WHAT THE TASK ASKS:
Your answer must consist solely of the number of lines that contain the word "carrying".

SUPPLIED INFORMATION:
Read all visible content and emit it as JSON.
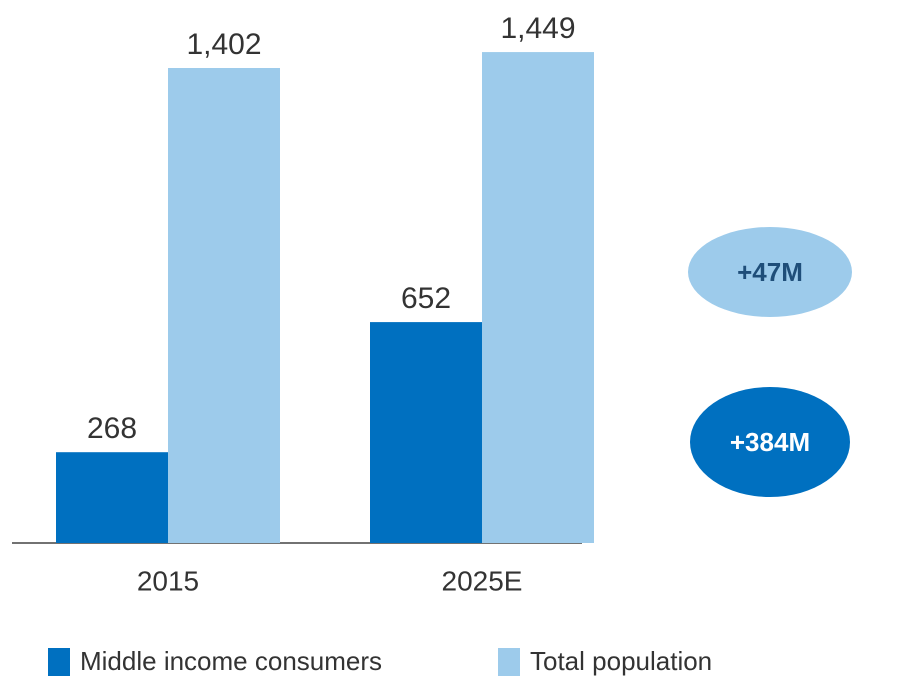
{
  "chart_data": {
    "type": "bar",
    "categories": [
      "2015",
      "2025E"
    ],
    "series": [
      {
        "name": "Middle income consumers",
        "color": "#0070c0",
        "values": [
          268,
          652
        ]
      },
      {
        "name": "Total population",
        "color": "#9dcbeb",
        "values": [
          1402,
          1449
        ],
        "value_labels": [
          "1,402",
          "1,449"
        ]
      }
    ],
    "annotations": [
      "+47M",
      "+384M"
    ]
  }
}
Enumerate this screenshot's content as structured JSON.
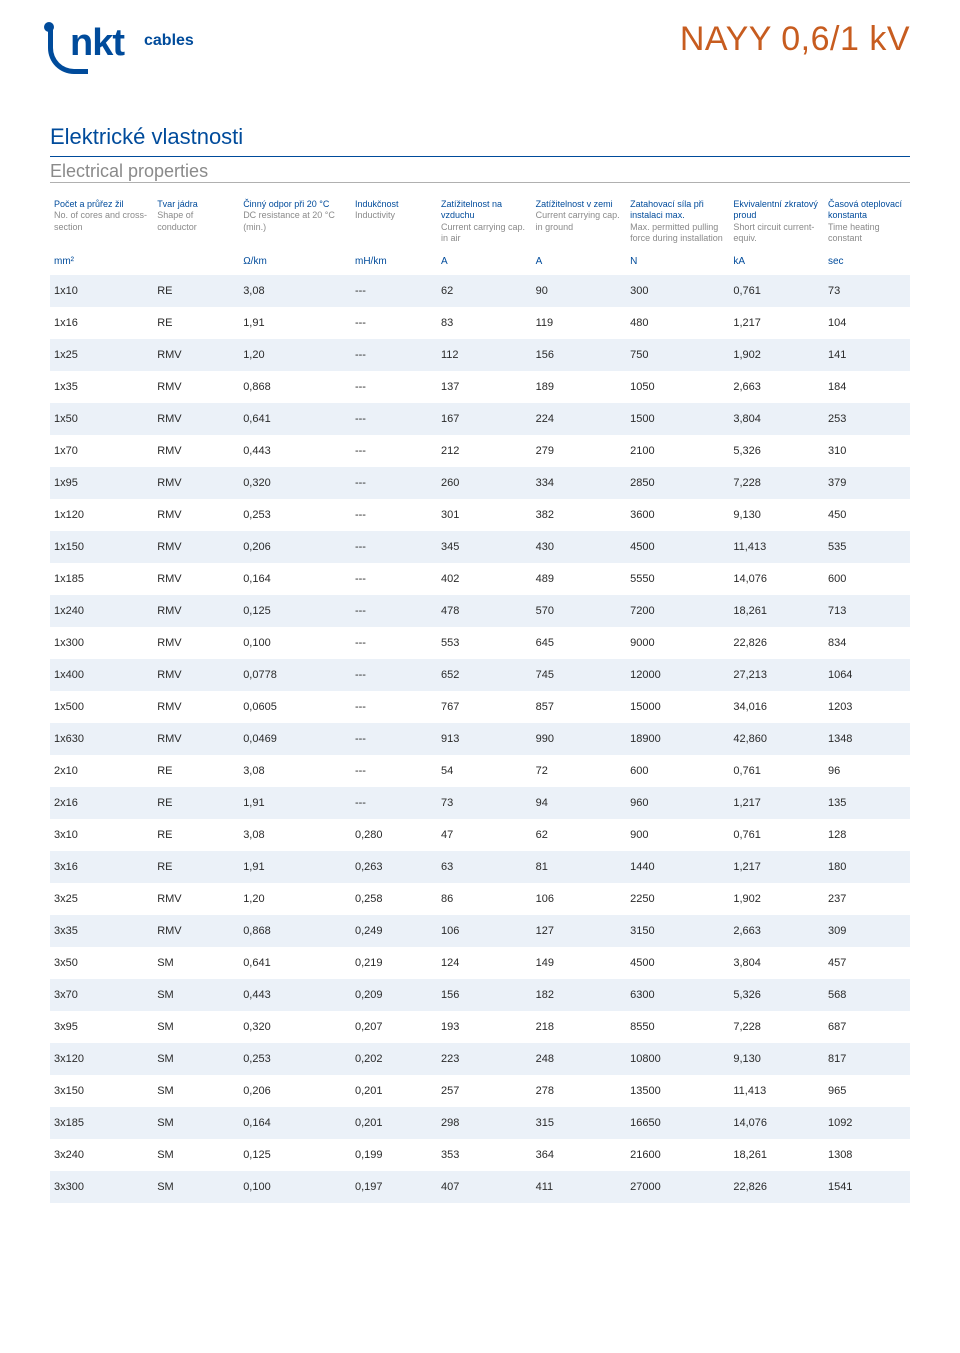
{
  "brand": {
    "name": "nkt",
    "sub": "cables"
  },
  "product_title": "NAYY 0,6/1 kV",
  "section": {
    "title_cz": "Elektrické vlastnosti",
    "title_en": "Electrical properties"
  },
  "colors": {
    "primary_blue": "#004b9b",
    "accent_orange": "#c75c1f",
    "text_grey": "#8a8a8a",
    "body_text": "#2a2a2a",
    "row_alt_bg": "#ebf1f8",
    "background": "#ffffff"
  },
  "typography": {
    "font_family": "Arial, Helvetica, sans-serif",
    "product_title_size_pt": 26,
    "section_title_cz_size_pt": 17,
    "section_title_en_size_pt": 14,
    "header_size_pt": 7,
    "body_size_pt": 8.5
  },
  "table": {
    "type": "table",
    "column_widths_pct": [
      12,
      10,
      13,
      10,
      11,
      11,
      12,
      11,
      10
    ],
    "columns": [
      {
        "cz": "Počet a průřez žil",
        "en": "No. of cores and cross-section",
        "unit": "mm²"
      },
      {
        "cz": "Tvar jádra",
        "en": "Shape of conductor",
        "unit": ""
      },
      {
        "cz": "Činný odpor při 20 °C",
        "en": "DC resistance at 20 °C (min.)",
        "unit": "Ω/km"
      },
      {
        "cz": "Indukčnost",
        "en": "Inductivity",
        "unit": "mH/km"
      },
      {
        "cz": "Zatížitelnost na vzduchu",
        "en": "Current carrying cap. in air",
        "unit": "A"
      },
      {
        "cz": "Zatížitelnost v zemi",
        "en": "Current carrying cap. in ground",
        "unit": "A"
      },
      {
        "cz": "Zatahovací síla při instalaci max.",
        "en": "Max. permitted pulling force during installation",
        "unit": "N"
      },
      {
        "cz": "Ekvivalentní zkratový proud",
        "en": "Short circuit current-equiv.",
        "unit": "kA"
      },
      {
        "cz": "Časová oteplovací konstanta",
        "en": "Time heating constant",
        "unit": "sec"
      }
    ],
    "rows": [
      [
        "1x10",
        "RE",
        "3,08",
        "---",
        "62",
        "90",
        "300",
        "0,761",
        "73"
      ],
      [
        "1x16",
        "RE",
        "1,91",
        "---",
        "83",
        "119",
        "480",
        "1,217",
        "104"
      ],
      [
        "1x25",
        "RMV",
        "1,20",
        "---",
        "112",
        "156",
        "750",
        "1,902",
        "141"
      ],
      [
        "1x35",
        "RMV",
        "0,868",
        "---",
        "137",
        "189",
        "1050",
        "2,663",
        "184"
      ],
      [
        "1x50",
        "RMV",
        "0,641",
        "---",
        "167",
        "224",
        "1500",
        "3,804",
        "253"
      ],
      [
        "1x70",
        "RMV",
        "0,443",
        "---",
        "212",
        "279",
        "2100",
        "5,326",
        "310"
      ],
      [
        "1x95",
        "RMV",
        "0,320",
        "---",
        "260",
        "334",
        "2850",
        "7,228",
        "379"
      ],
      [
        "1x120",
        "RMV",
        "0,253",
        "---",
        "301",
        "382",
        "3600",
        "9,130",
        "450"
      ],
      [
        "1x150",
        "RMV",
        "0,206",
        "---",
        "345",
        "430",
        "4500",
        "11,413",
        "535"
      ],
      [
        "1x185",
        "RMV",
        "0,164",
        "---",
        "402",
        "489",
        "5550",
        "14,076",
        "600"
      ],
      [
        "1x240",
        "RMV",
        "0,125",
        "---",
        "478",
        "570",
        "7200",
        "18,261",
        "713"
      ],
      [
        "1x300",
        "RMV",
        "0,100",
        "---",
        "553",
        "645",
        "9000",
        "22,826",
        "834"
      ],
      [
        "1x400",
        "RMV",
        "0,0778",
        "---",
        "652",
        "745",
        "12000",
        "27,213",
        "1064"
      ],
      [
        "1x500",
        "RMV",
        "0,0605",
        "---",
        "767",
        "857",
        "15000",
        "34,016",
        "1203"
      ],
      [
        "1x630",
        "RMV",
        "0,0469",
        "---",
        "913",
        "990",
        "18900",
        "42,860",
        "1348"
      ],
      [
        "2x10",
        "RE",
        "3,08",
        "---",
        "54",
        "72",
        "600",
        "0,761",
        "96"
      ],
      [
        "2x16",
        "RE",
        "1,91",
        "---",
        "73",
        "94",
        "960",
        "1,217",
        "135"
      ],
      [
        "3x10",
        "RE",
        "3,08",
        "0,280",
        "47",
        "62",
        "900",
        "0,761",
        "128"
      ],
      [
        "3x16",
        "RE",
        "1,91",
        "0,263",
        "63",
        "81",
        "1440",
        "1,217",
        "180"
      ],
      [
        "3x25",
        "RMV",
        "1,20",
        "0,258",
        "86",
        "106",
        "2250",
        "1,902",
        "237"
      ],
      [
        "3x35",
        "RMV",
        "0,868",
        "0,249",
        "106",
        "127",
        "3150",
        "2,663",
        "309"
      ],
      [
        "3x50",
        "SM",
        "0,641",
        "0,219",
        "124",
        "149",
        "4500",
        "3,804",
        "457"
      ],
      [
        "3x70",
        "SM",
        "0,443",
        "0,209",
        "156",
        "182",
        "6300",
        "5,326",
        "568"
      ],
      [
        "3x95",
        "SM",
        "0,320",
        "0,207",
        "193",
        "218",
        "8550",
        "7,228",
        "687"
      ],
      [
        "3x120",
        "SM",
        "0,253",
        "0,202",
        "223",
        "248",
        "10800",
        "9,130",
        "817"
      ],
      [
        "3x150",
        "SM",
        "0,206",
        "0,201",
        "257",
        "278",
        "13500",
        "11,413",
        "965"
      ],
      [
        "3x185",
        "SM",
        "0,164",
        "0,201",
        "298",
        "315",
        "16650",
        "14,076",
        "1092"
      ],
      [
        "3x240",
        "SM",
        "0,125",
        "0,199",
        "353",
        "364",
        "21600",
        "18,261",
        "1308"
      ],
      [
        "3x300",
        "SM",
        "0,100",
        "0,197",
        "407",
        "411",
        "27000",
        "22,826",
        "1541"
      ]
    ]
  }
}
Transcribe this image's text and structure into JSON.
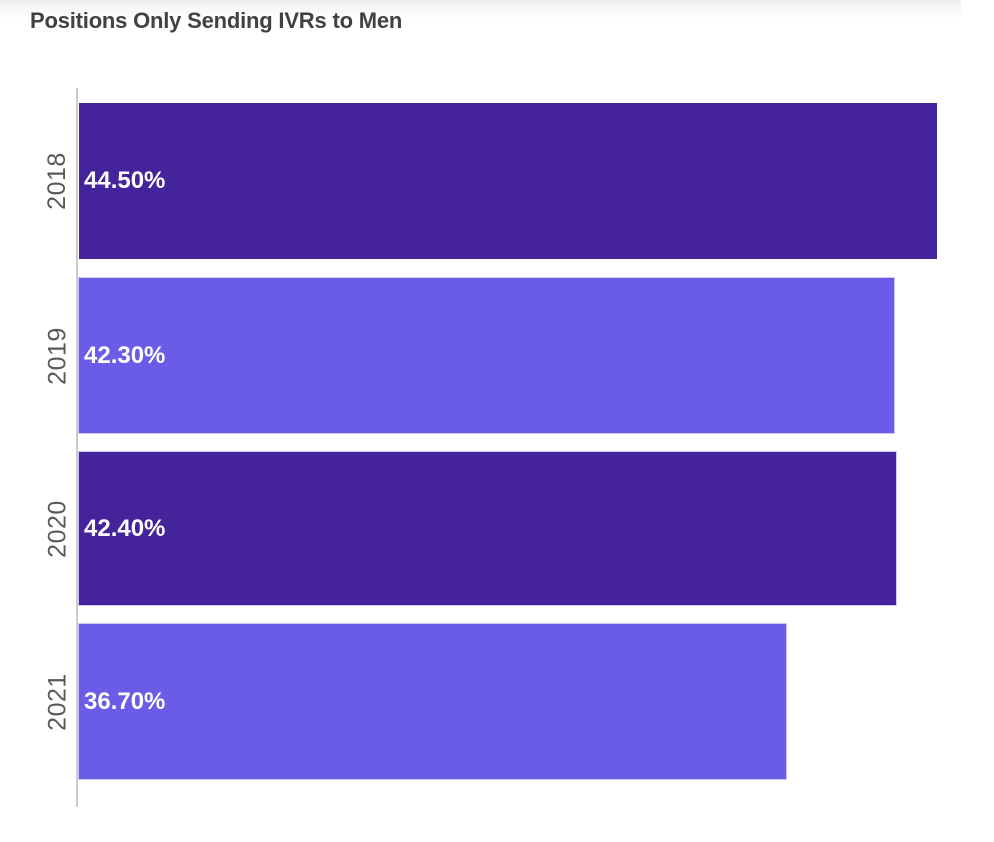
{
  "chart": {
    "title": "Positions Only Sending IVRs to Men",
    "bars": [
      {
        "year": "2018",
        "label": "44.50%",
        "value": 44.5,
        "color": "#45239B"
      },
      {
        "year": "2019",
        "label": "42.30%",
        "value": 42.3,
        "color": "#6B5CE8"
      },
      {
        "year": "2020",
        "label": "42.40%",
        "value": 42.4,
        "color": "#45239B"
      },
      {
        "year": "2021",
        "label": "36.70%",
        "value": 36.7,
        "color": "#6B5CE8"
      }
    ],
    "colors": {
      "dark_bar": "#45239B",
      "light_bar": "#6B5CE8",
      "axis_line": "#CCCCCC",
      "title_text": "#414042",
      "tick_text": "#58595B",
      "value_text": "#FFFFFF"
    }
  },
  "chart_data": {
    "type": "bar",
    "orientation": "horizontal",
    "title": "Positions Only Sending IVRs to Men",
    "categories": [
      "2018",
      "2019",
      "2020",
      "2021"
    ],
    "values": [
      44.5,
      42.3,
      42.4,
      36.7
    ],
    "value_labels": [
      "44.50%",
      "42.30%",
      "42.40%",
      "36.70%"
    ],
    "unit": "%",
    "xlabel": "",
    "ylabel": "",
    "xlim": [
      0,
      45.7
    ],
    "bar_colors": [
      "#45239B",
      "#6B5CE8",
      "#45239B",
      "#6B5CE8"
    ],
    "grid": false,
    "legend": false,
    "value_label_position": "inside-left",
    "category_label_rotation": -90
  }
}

FULL SOLUTION:
2